* _Directions_: Extract the listing below in full, unchanged.

* _Material provided_:
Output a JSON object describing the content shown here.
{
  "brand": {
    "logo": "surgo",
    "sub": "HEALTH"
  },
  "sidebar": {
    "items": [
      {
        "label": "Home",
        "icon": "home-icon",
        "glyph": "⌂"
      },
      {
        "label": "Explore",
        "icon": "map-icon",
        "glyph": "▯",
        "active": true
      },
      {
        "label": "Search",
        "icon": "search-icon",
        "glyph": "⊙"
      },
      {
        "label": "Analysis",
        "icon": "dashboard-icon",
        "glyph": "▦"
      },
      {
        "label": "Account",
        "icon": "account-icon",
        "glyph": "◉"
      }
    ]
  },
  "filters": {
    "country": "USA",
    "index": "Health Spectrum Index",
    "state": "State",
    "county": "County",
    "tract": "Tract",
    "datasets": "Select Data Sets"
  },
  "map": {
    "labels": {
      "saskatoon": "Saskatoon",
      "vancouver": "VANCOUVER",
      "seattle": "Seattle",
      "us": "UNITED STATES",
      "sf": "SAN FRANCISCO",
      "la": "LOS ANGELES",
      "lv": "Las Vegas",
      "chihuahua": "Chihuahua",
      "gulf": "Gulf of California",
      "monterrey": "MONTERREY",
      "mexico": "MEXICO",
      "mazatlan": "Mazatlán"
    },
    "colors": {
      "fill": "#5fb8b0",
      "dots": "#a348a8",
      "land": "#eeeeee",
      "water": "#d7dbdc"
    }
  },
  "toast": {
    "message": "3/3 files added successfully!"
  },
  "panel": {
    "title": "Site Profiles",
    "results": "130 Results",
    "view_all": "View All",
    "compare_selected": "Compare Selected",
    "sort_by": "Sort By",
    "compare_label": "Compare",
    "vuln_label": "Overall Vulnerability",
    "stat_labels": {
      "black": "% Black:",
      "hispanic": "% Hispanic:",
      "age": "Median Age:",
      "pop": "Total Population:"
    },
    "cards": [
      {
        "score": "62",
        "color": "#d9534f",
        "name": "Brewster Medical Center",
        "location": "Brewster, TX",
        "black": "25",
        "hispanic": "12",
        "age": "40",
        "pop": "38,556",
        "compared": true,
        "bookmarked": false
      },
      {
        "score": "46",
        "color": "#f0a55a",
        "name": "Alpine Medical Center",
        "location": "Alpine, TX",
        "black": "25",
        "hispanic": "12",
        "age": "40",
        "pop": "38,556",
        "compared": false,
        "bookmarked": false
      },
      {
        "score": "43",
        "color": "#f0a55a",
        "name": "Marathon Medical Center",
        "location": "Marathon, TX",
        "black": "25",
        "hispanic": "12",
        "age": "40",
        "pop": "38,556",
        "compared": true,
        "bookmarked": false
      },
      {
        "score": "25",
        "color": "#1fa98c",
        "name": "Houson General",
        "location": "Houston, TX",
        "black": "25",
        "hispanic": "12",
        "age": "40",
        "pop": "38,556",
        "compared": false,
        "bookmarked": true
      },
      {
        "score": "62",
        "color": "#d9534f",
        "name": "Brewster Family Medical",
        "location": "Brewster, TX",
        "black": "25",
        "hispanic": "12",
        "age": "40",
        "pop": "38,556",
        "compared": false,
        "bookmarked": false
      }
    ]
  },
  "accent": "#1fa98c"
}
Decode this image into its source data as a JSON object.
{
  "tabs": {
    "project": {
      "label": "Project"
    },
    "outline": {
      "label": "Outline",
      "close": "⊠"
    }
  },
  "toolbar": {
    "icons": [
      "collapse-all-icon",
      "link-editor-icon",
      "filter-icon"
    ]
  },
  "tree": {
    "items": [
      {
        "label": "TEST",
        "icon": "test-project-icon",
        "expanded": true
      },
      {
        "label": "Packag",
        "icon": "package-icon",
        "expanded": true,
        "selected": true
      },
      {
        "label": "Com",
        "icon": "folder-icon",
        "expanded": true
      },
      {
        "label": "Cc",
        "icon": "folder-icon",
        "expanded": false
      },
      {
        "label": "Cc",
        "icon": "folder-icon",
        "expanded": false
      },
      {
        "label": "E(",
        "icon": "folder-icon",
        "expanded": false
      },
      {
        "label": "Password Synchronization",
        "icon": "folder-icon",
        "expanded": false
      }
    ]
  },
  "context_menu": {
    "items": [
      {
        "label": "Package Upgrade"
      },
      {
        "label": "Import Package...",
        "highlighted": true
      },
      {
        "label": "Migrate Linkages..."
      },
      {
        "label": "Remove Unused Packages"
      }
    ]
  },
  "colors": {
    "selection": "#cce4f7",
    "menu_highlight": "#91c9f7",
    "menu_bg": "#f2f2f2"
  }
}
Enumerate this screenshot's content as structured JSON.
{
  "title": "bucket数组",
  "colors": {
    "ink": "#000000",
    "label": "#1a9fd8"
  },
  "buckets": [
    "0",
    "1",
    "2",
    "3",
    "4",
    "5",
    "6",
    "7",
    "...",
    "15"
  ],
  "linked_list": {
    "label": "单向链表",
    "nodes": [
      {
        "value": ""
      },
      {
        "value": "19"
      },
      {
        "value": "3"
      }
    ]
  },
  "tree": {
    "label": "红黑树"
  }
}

* _Solution for this task_:
Output a JSON object describing the content shown here.
{
  "brand": {
    "logo": "surgo",
    "sub": "HEALTH"
  },
  "sidebar": {
    "items": [
      {
        "label": "Home",
        "icon": "home-icon",
        "glyph": "⌂"
      },
      {
        "label": "Explore",
        "icon": "map-icon",
        "glyph": "▯",
        "active": true
      },
      {
        "label": "Search",
        "icon": "search-icon",
        "glyph": "⊙"
      },
      {
        "label": "Analysis",
        "icon": "dashboard-icon",
        "glyph": "▦"
      },
      {
        "label": "Account",
        "icon": "account-icon",
        "glyph": "◉"
      }
    ]
  },
  "filters": {
    "country": "USA",
    "index": "Health Spectrum Index",
    "state": "State",
    "county": "County",
    "tract": "Tract",
    "datasets": "Select Data Sets"
  },
  "map": {
    "labels": {
      "saskatoon": "Saskatoon",
      "vancouver": "VANCOUVER",
      "seattle": "Seattle",
      "us": "UNITED STATES",
      "sf": "SAN FRANCISCO",
      "la": "LOS ANGELES",
      "lv": "Las Vegas",
      "chihuahua": "Chihuahua",
      "gulf": "Gulf of California",
      "monterrey": "MONTERREY",
      "mexico": "MEXICO",
      "mazatlan": "Mazatlán"
    },
    "colors": {
      "fill": "#5fb8b0",
      "dots": "#a348a8",
      "land": "#eeeeee",
      "water": "#d7dbdc"
    }
  },
  "toast": {
    "message": "3/3 files added successfully!"
  },
  "panel": {
    "title": "Site Profiles",
    "results": "130 Results",
    "view_all": "View All",
    "compare_selected": "Compare Selected",
    "sort_by": "Sort By",
    "compare_label": "Compare",
    "vuln_label": "Overall Vulnerability",
    "stat_labels": {
      "black": "% Black:",
      "hispanic": "% Hispanic:",
      "age": "Median Age:",
      "pop": "Total Population:"
    },
    "cards": [
      {
        "score": "62",
        "color": "#d9534f",
        "name": "Brewster Medical Center",
        "location": "Brewster, TX",
        "black": "25",
        "hispanic": "12",
        "age": "40",
        "pop": "38,556",
        "compared": true,
        "bookmarked": false
      },
      {
        "score": "46",
        "color": "#f0a55a",
        "name": "Alpine Medical Center",
        "location": "Alpine, TX",
        "black": "25",
        "hispanic": "12",
        "age": "40",
        "pop": "38,556",
        "compared": false,
        "bookmarked": false
      },
      {
        "score": "43",
        "color": "#f0a55a",
        "name": "Marathon Medical Center",
        "location": "Marathon, TX",
        "black": "25",
        "hispanic": "12",
        "age": "40",
        "pop": "38,556",
        "compared": true,
        "bookmarked": false
      },
      {
        "score": "25",
        "color": "#1fa98c",
        "name": "Houson General",
        "location": "Houston, TX",
        "black": "25",
        "hispanic": "12",
        "age": "40",
        "pop": "38,556",
        "compared": false,
        "bookmarked": true
      },
      {
        "score": "62",
        "color": "#d9534f",
        "name": "Brewster Family Medical",
        "location": "Brewster, TX",
        "black": "25",
        "hispanic": "12",
        "age": "40",
        "pop": "38,556",
        "compared": false,
        "bookmarked": false
      }
    ]
  },
  "accent": "#1fa98c"
}
Decode this image into its source data as a JSON object.
{
  "tabs": {
    "project": {
      "label": "Project"
    },
    "outline": {
      "label": "Outline",
      "close": "⊠"
    }
  },
  "toolbar": {
    "icons": [
      "collapse-all-icon",
      "link-editor-icon",
      "filter-icon"
    ]
  },
  "tree": {
    "items": [
      {
        "label": "TEST",
        "icon": "test-project-icon",
        "expanded": true
      },
      {
        "label": "Packag",
        "icon": "package-icon",
        "expanded": true,
        "selected": true
      },
      {
        "label": "Com",
        "icon": "folder-icon",
        "expanded": true
      },
      {
        "label": "Cc",
        "icon": "folder-icon",
        "expanded": false
      },
      {
        "label": "Cc",
        "icon": "folder-icon",
        "expanded": false
      },
      {
        "label": "E(",
        "icon": "folder-icon",
        "expanded": false
      },
      {
        "label": "Password Synchronization",
        "icon": "folder-icon",
        "expanded": false
      }
    ]
  },
  "context_menu": {
    "items": [
      {
        "label": "Package Upgrade"
      },
      {
        "label": "Import Package...",
        "highlighted": true
      },
      {
        "label": "Migrate Linkages..."
      },
      {
        "label": "Remove Unused Packages"
      }
    ]
  },
  "colors": {
    "selection": "#cce4f7",
    "menu_highlight": "#91c9f7",
    "menu_bg": "#f2f2f2"
  }
}
Enumerate this screenshot's content as structured JSON.
{
  "title": "bucket数组",
  "colors": {
    "ink": "#000000",
    "label": "#1a9fd8"
  },
  "buckets": [
    "0",
    "1",
    "2",
    "3",
    "4",
    "5",
    "6",
    "7",
    "...",
    "15"
  ],
  "linked_list": {
    "label": "单向链表",
    "nodes": [
      {
        "value": ""
      },
      {
        "value": "19"
      },
      {
        "value": "3"
      }
    ]
  },
  "tree": {
    "label": "红黑树"
  }
}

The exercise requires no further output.